-- START OF MATERIAL FOR THIS TASK --

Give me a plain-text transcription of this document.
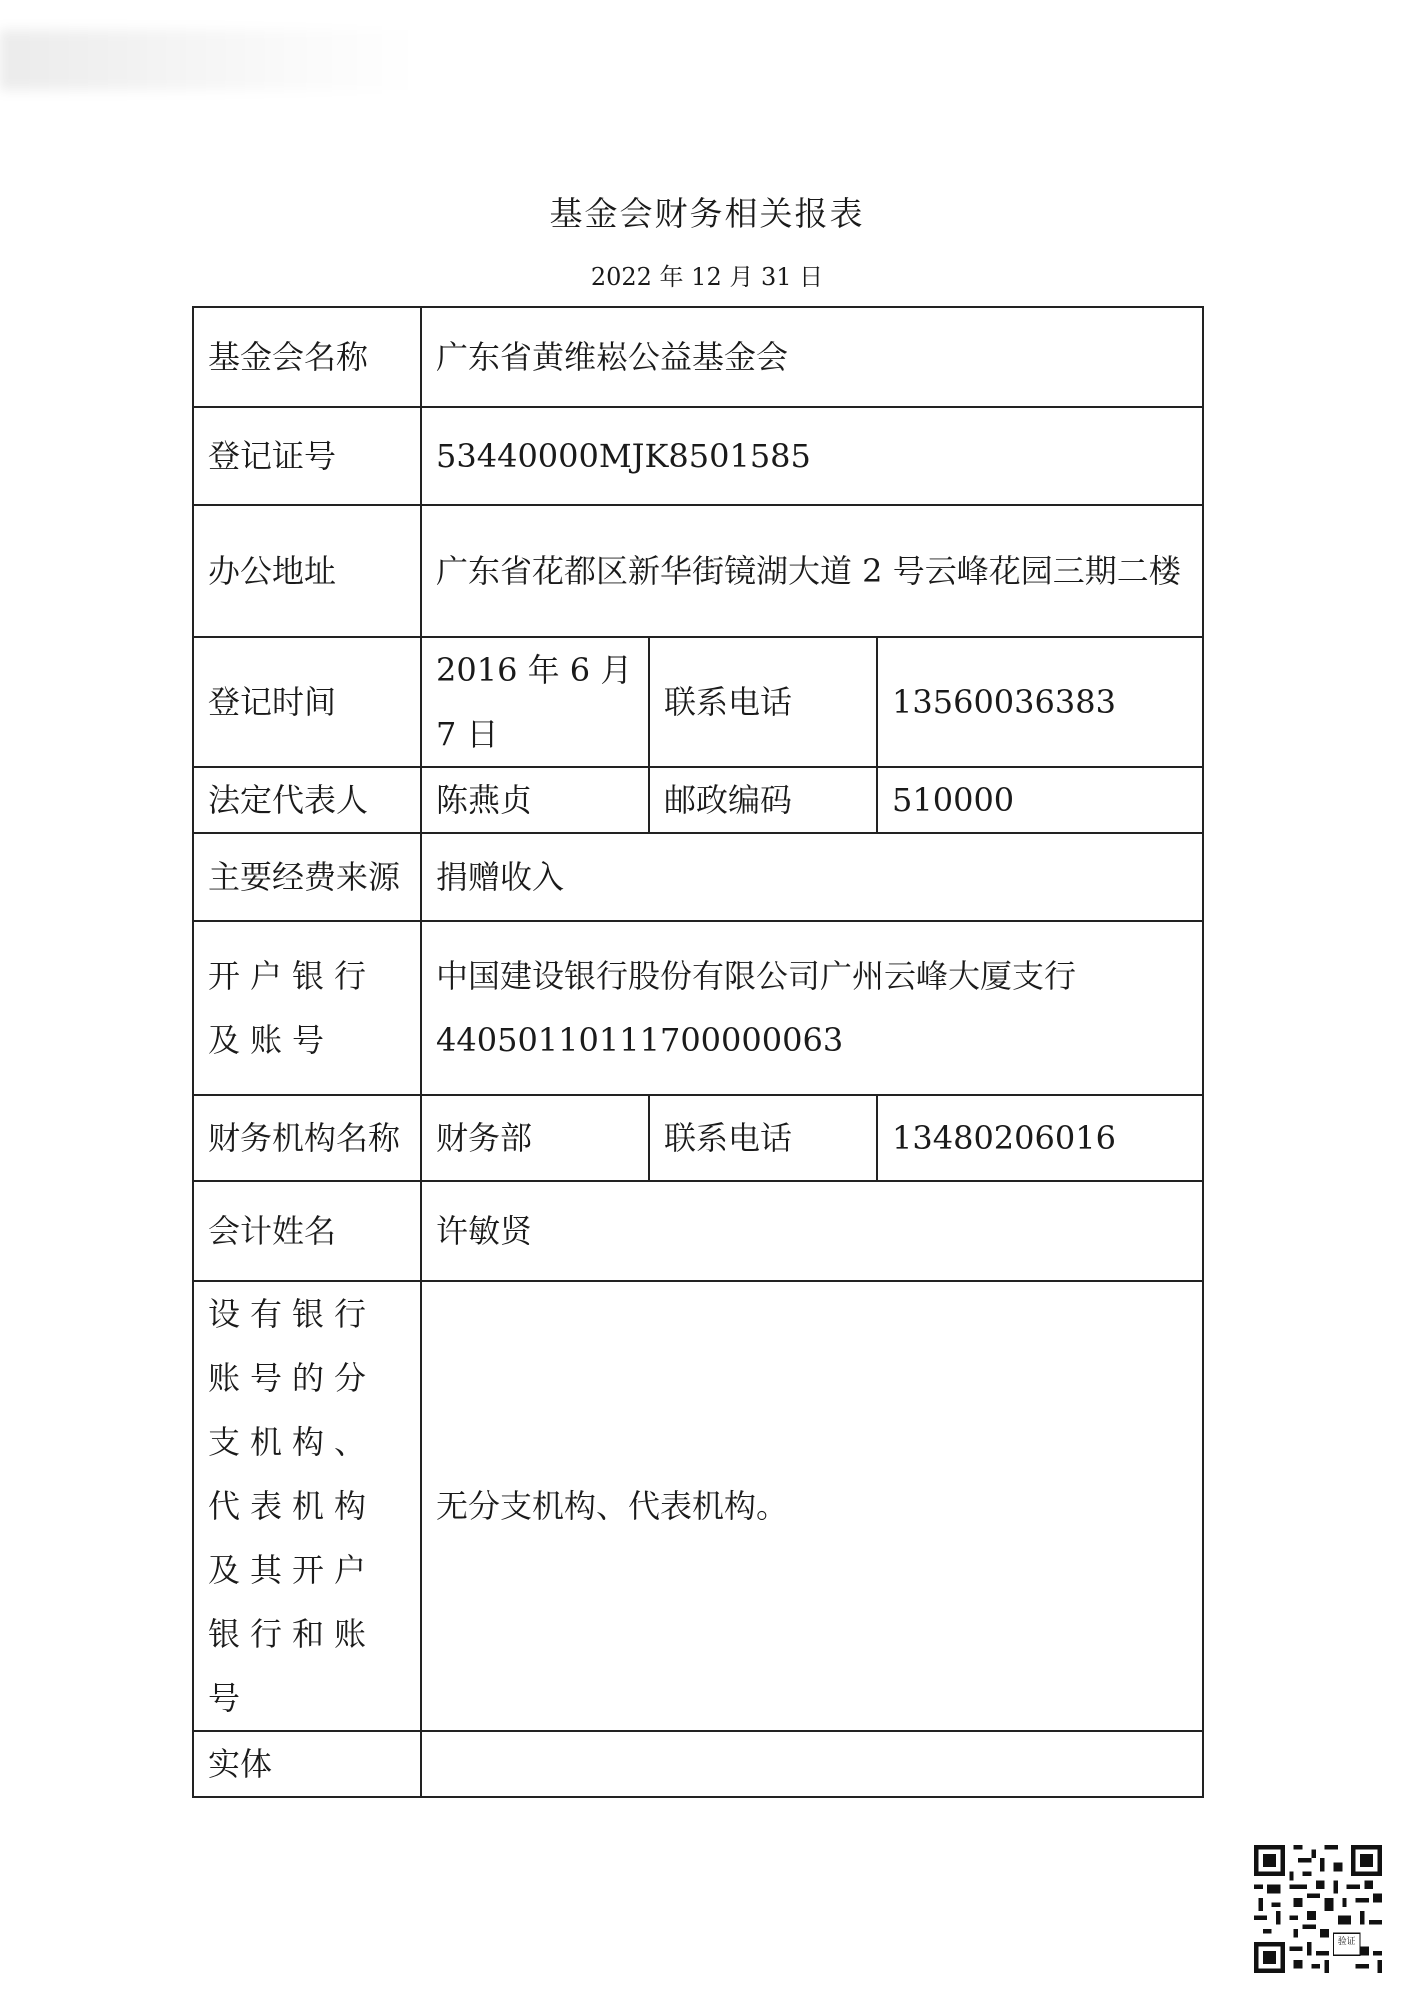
基金会财务相关报表
2022 年 12 月 31 日
基金会名称	广东省黄维崧公益基金会		
登记证号	53440000MJK8501585		
办公地址	广东省花都区新华街镜湖大道 2 号云峰花园三期二楼		
登记时间	2016 年 6 月 7 日	联系电话	13560036383
法定代表人	陈燕贞	邮政编码	510000
主要经费来源	捐赠收入		
开户银行及账号	中国建设银行股份有限公司广州云峰大厦支行
44050110111700000063		

财务机构名称	财务部	联系电话	13480206016
会计姓名	许敏贤		
设有银行账号的分支机构、代表机构及其开户银行和账号	无分支机构、代表机构。		
实体			
验证
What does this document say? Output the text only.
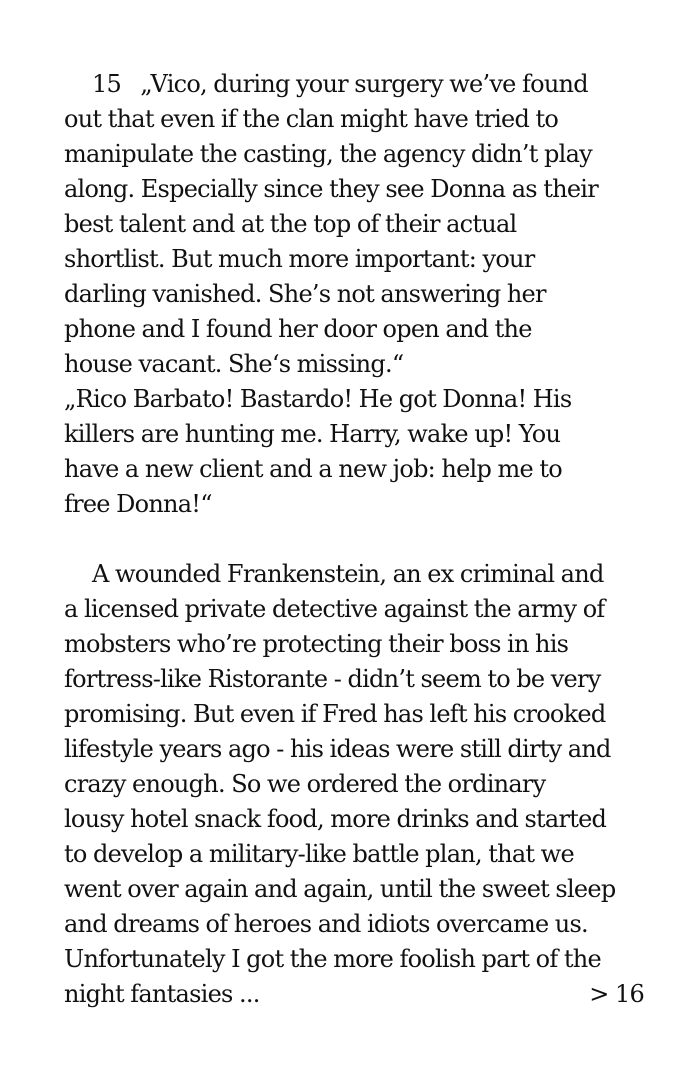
15 „Vico, during your surgery we’ve found
out that even if the clan might have tried to
manipulate the casting, the agency didn’t play
along. Especially since they see Donna as their
best talent and at the top of their actual
shortlist. But much more important: your
darling vanished. She’s not answering her
phone and I found her door open and the
house vacant. She‘s missing.“
„Rico Barbato! Bastardo! He got Donna! His
killers are hunting me. Harry, wake up! You
have a new client and a new job: help me to
free Donna!“
A wounded Frankenstein, an ex criminal and
a licensed private detective against the army of
mobsters who’re protecting their boss in his
fortress-like Ristorante - didn’t seem to be very
promising. But even if Fred has left his crooked
lifestyle years ago - his ideas were still dirty and
crazy enough. So we ordered the ordinary
lousy hotel snack food, more drinks and started
to develop a military-like battle plan, that we
went over again and again, until the sweet sleep
and dreams of heroes and idiots overcame us.
Unfortunately I got the more foolish part of the
night fantasies ...	> 16
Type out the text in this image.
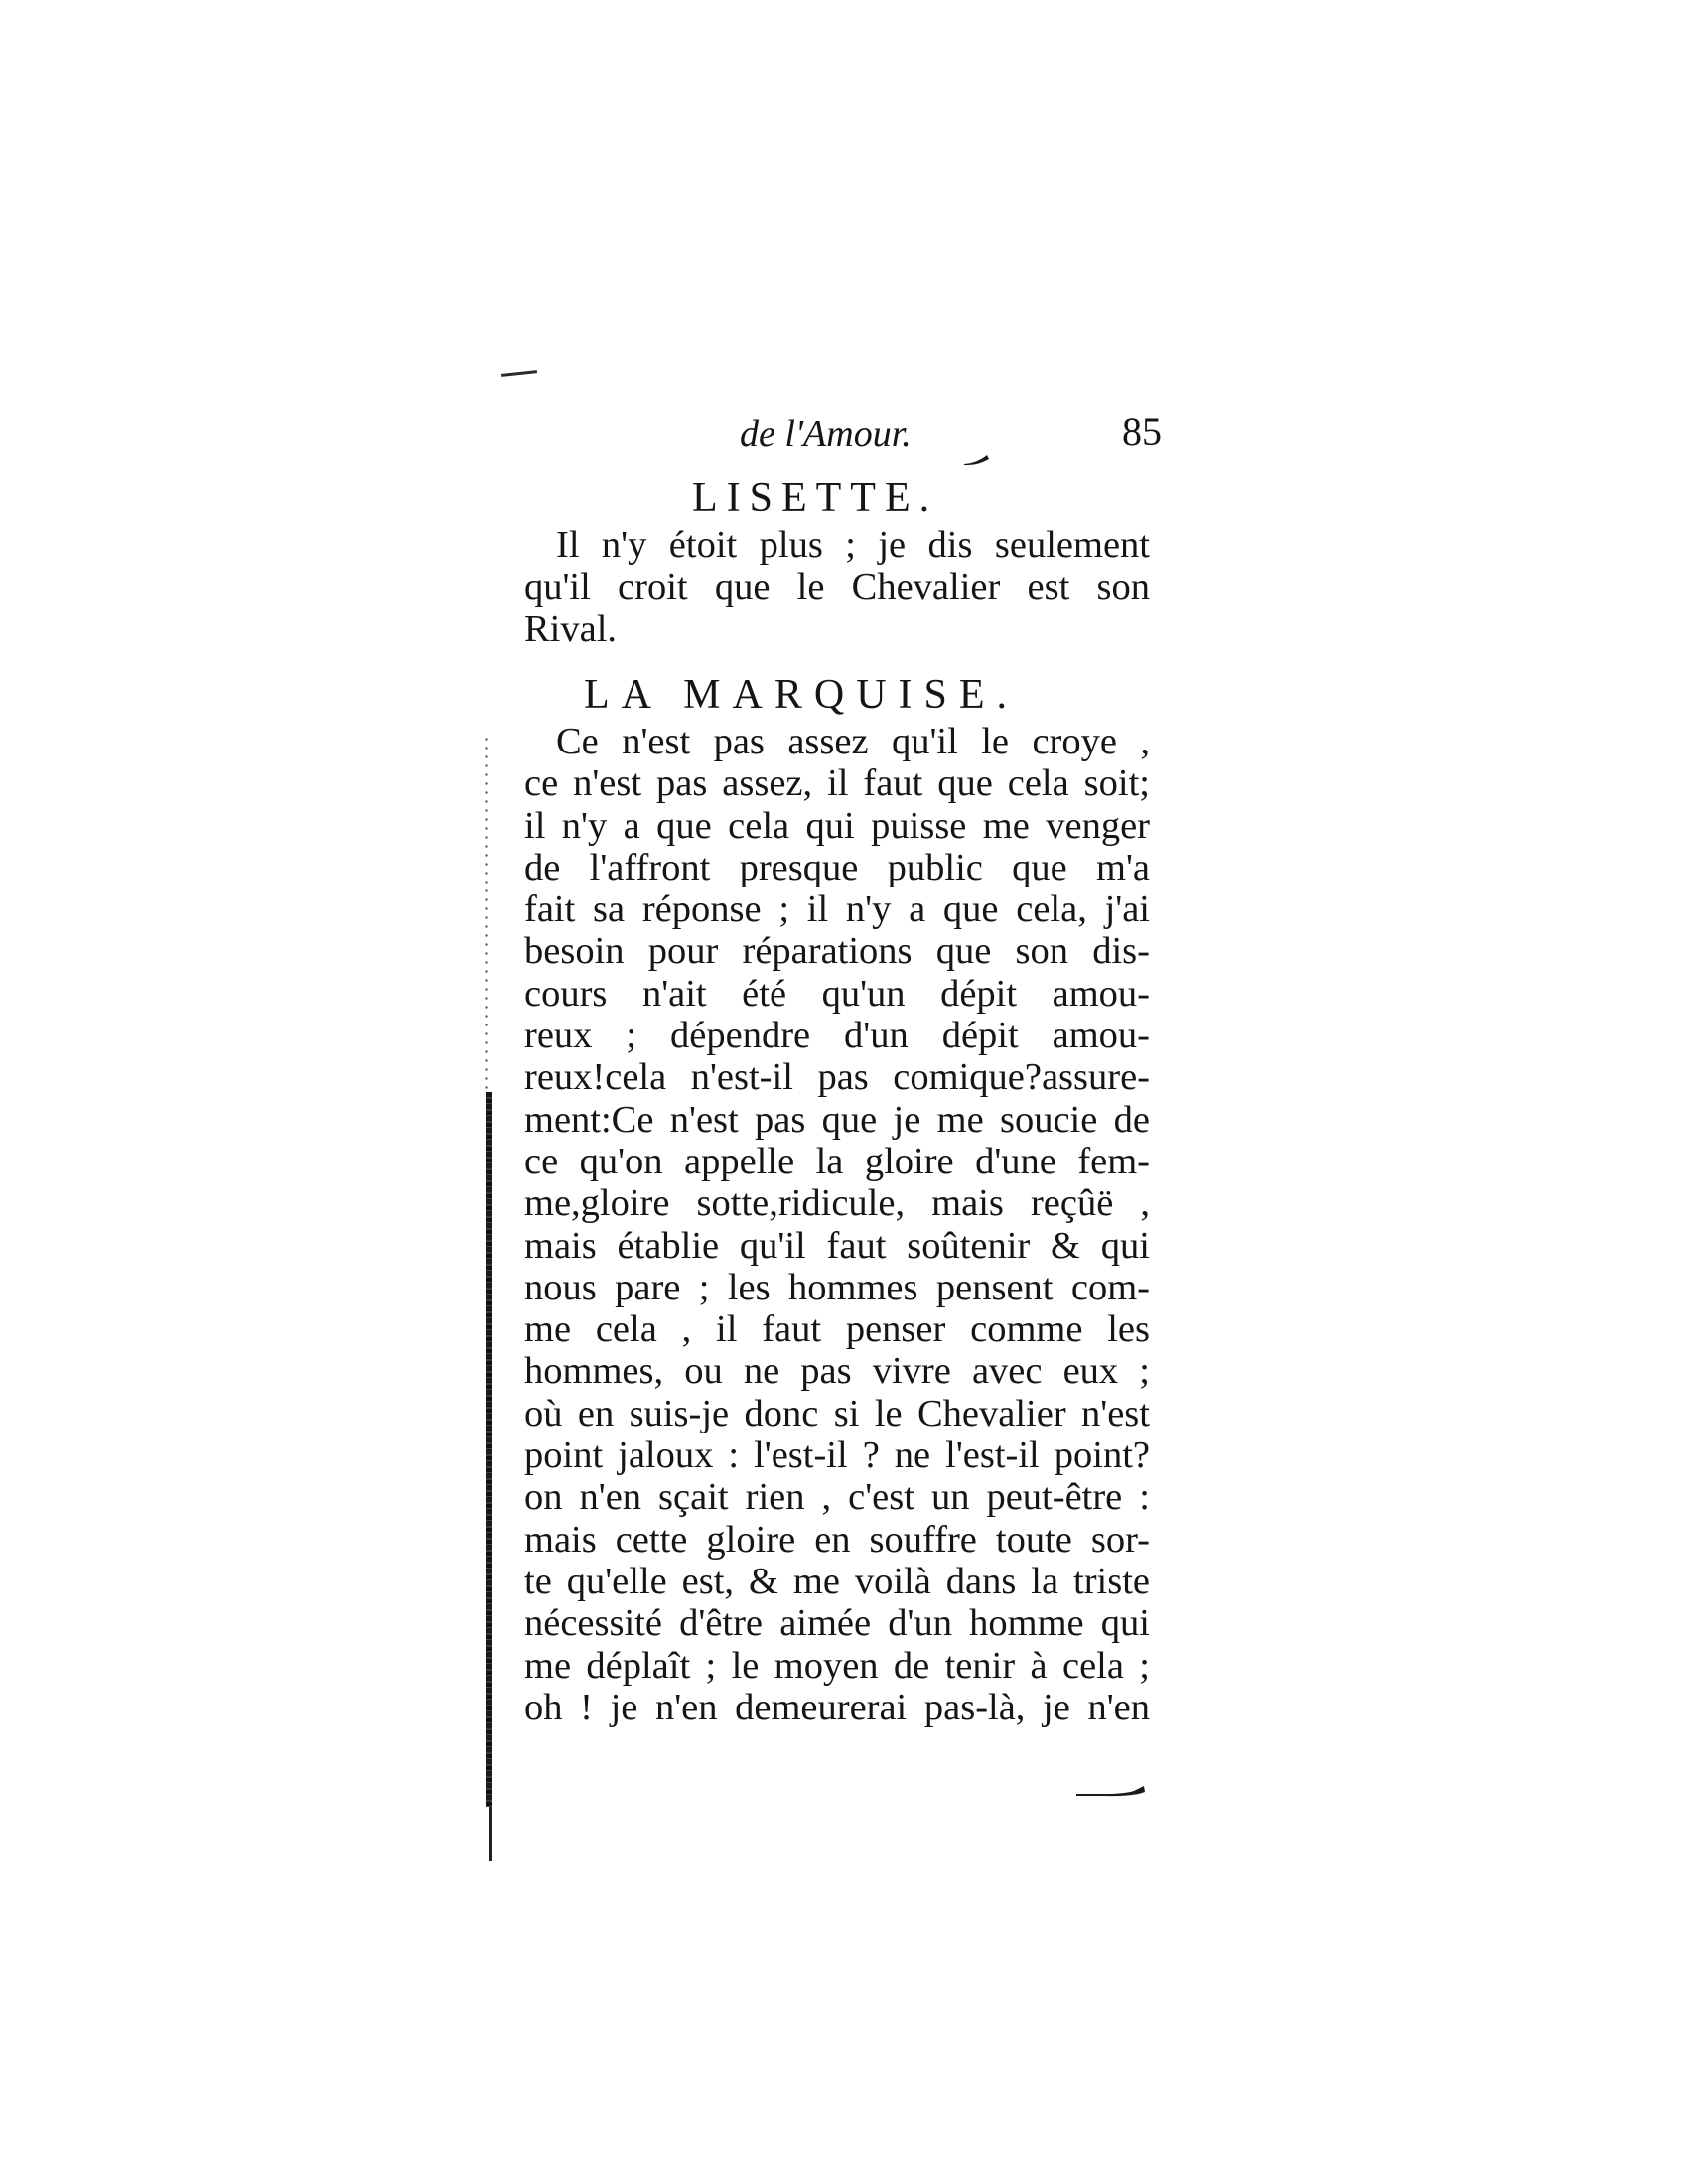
de l'Amour.	85
LISETTE.
Il n'y étoit plus ; je dis seulement
qu'il croit que le Chevalier est son
Rival.
LA MARQUISE.
Ce n'est pas assez qu'il le croye ,
ce n'est pas assez, il faut que cela soit;
il n'y a que cela qui puisse me venger
de l'affront presque public que m'a
fait sa réponse ; il n'y a que cela, j'ai
besoin pour réparations que son dis-
cours n'ait été qu'un dépit amou-
reux ; dépendre d'un dépit amou-
reux!cela n'est-il pas comique?assure-
ment:Ce n'est pas que je me soucie de
ce qu'on appelle la gloire d'une fem-
me,gloire sotte,ridicule, mais reçûë ,
mais établie qu'il faut soûtenir & qui
nous pare ; les hommes pensent com-
me cela , il faut penser comme les
hommes, ou ne pas vivre avec eux ;
où en suis-je donc si le Chevalier n'est
point jaloux : l'est-il ? ne l'est-il point?
on n'en sçait rien , c'est un peut-être :
mais cette gloire en souffre toute sor-
te qu'elle est, & me voilà dans la triste
nécessité d'être aimée d'un homme qui
me déplaît ; le moyen de tenir à cela ;
oh ! je n'en demeurerai pas-là, je n'en
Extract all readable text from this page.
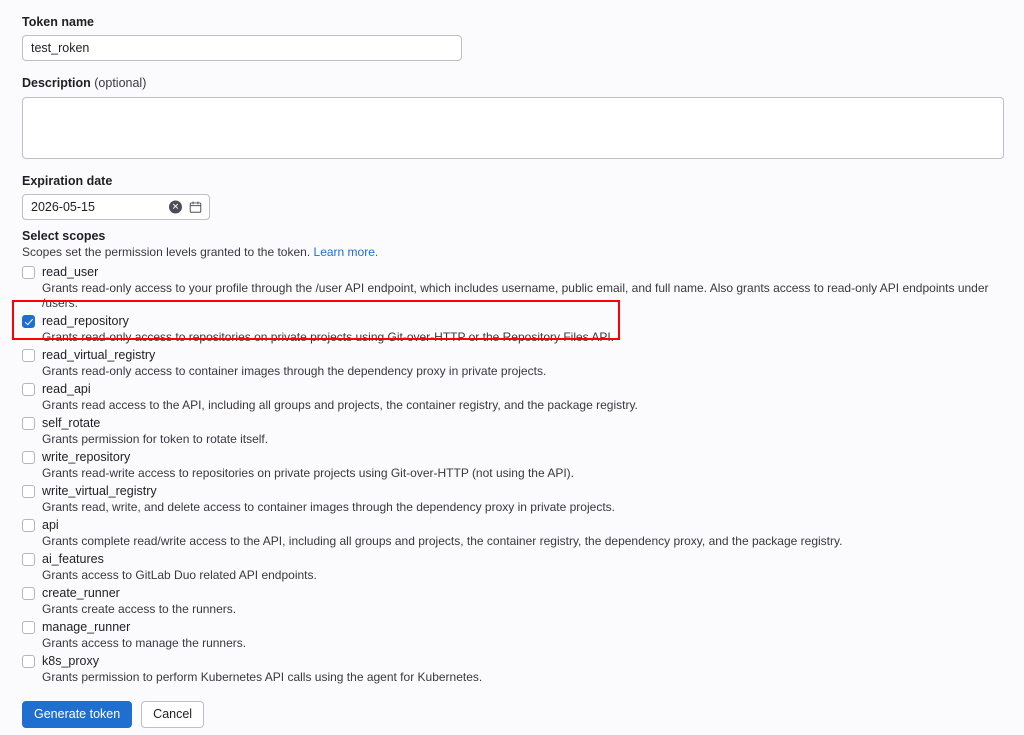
Token name
test_roken
Description (optional)
Expiration date
2026-05-15
✕
Select scopes
Scopes set the permission levels granted to the token. Learn more.
read_user
Grants read-only access to your profile through the /user API endpoint, which includes username, public email, and full name. Also grants access to read-only API endpoints under /users.
read_repository
Grants read-only access to repositories on private projects using Git-over-HTTP or the Repository Files API.
read_virtual_registry
Grants read-only access to container images through the dependency proxy in private projects.
read_api
Grants read access to the API, including all groups and projects, the container registry, and the package registry.
self_rotate
Grants permission for token to rotate itself.
write_repository
Grants read-write access to repositories on private projects using Git-over-HTTP (not using the API).
write_virtual_registry
Grants read, write, and delete access to container images through the dependency proxy in private projects.
api
Grants complete read/write access to the API, including all groups and projects, the container registry, the dependency proxy, and the package registry.
ai_features
Grants access to GitLab Duo related API endpoints.
create_runner
Grants create access to the runners.
manage_runner
Grants access to manage the runners.
k8s_proxy
Grants permission to perform Kubernetes API calls using the agent for Kubernetes.
Generate token	Cancel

-- END OF MATERIAL FOR THIS TASK --

• **WHAT NEEDS TO BE DONE**
Find the lines holding "reux" and list every one.

• **EXERCISE ANSWER**
reux ; dépendre d'un dépit amou-
reux!cela n'est-il pas comique?assure-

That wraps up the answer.